[Saved entries]
———

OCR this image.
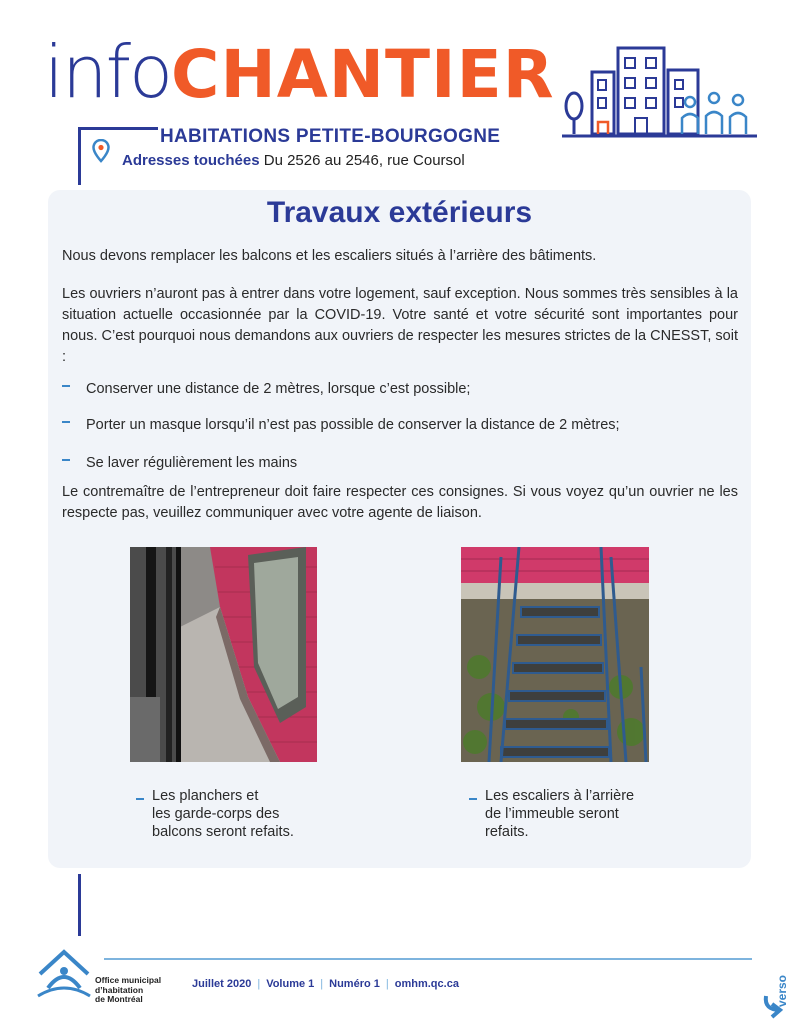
infoCHANTIER
HABITATIONS PETITE-BOURGOGNE
Adresses touchées Du 2526 au 2546, rue Coursol
Travaux extérieurs

Nous devons remplacer les balcons et les escaliers situés à l’arrière des bâtiments.

Les ouvriers n’auront pas à entrer dans votre logement, sauf exception. Nous sommes très sensibles à la situation actuelle occasionnée par la COVID-19. Votre santé et votre sécurité sont importantes pour nous. C’est pourquoi nous demandons aux ouvriers de respecter les mesures strictes de la CNESST, soit :

Conserver une distance de 2 mètres, lorsque c’est possible;
Porter un masque lorsqu’il n’est pas possible de conserver la distance de 2 mètres;
Se laver régulièrement les mains

Le contremaître de l’entrepreneur doit faire respecter ces consignes. Si vous voyez qu’un ouvrier ne les respecte pas, veuillez communiquer avec votre agente de liaison.

Les planchers et
les garde-corps des
balcons seront refaits.
Les escaliers à l’arrière
de l’immeuble seront
refaits.
Office municipal
d’habitation
de Montréal
Juillet 2020 | Volume 1 | Numéro 1 | omhm.qc.ca	verso
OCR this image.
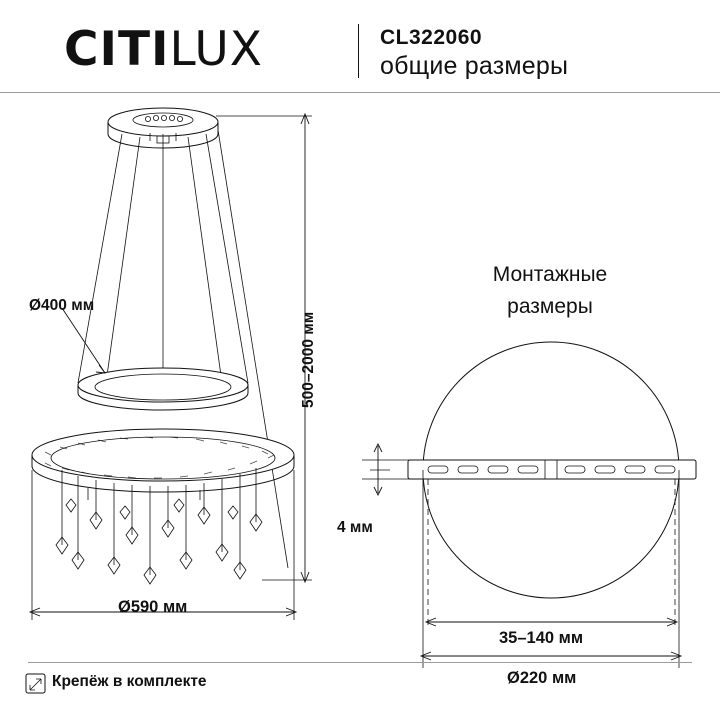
CITILUX	CL322060
общие размеры
Ø400 мм
500–2000 мм
Ø590 мм
Монтажные
размеры
4 мм
35–140 мм
Ø220 мм
Крепёж в комплекте
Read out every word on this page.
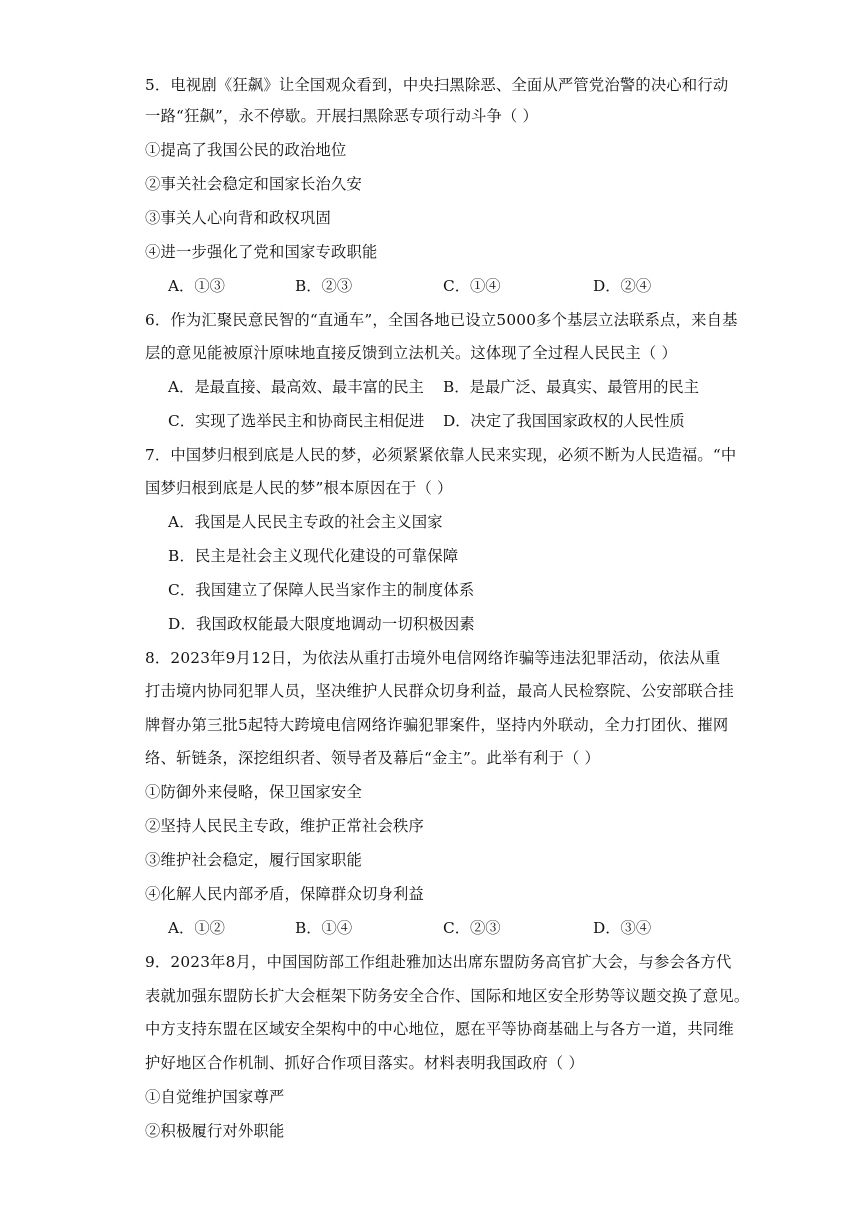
5．电视剧《狂飙》让全国观众看到，中央扫黑除恶、全面从严管党治警的决心和行动
一路“狂飙”，永不停歇。开展扫黑除恶专项行动斗争（ ）
①提高了我国公民的政治地位
②事关社会稳定和国家长治久安
③事关人心向背和政权巩固
④进一步强化了党和国家专政职能
A．①③	B．②③	C．①④	D．②④
6．作为汇聚民意民智的“直通车”，全国各地已设立5000多个基层立法联系点，来自基
层的意见能被原汁原味地直接反馈到立法机关。这体现了全过程人民民主（ ）
A．是最直接、最高效、最丰富的民主 B．是最广泛、最真实、最管用的民主
C．实现了选举民主和协商民主相促进 D．决定了我国国家政权的人民性质
7．中国梦归根到底是人民的梦，必须紧紧依靠人民来实现，必须不断为人民造福。“中
国梦归根到底是人民的梦”根本原因在于（ ）
A．我国是人民民主专政的社会主义国家
B．民主是社会主义现代化建设的可靠保障
C．我国建立了保障人民当家作主的制度体系
D．我国政权能最大限度地调动一切积极因素
8．2023年9月12日，为依法从重打击境外电信网络诈骗等违法犯罪活动，依法从重
打击境内协同犯罪人员，坚决维护人民群众切身利益，最高人民检察院、公安部联合挂
牌督办第三批5起特大跨境电信网络诈骗犯罪案件，坚持内外联动，全力打团伙、摧网
络、斩链条，深挖组织者、领导者及幕后“金主”。此举有利于（ ）
①防御外来侵略，保卫国家安全
②坚持人民民主专政，维护正常社会秩序
③维护社会稳定，履行国家职能
④化解人民内部矛盾，保障群众切身利益
A．①②	B．①④	C．②③	D．③④
9．2023年8月，中国国防部工作组赴雅加达出席东盟防务高官扩大会，与参会各方代
表就加强东盟防长扩大会框架下防务安全合作、国际和地区安全形势等议题交换了意见。
中方支持东盟在区域安全架构中的中心地位，愿在平等协商基础上与各方一道，共同维
护好地区合作机制、抓好合作项目落实。材料表明我国政府（ ）
①自觉维护国家尊严
②积极履行对外职能
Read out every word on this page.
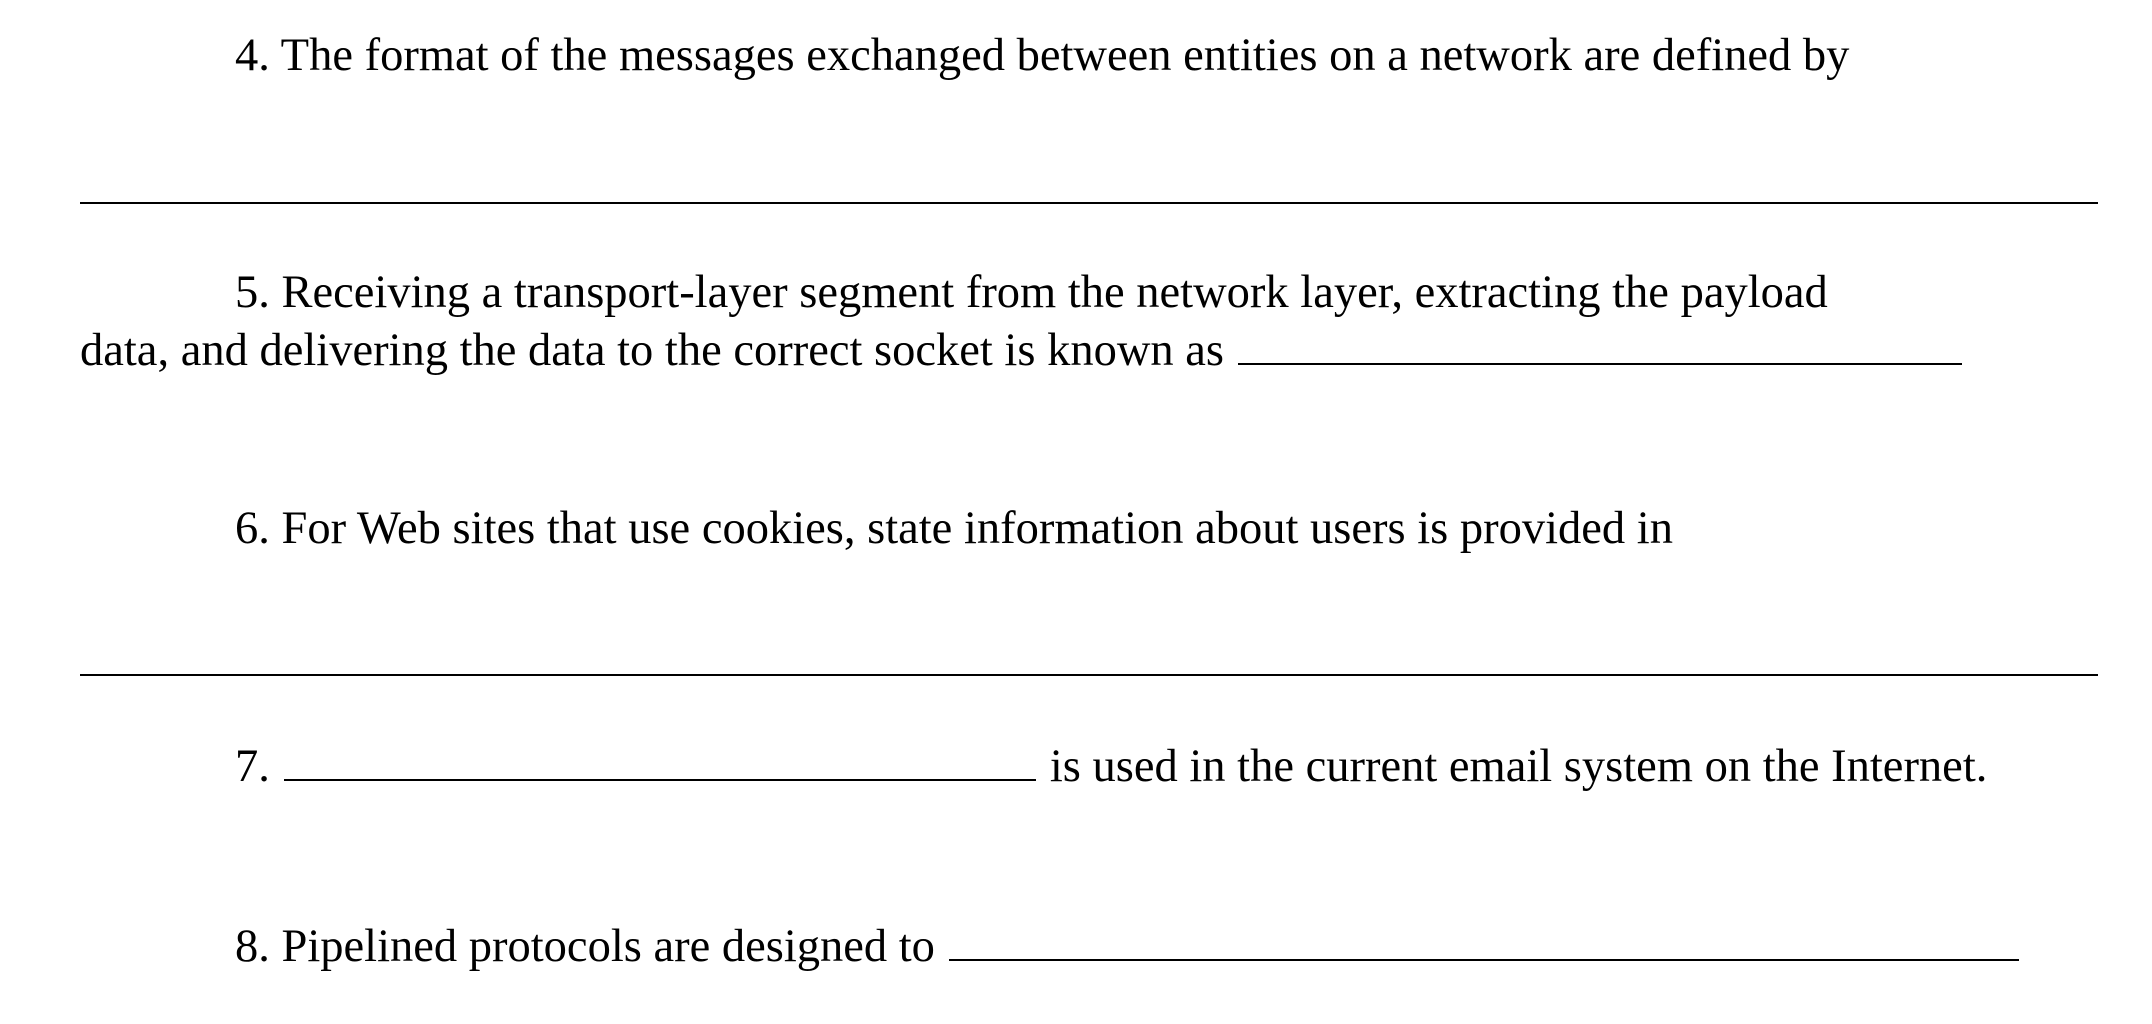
4. The format of the messages exchanged between entities on a network are defined by
5. Receiving a transport-layer segment from the network layer, extracting the payload
data, and delivering the data to the correct socket is known as
6. For Web sites that use cookies, state information about users is provided in
7.	is used in the current email system on the Internet.
8. Pipelined protocols are designed to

———

## What the exercise asks
Every line that holds the string "balcons" should be returned.

## Exercise result
Nous devons remplacer les balcons et les escaliers situés à l’arrière des bâtiments.
balcons seront refaits.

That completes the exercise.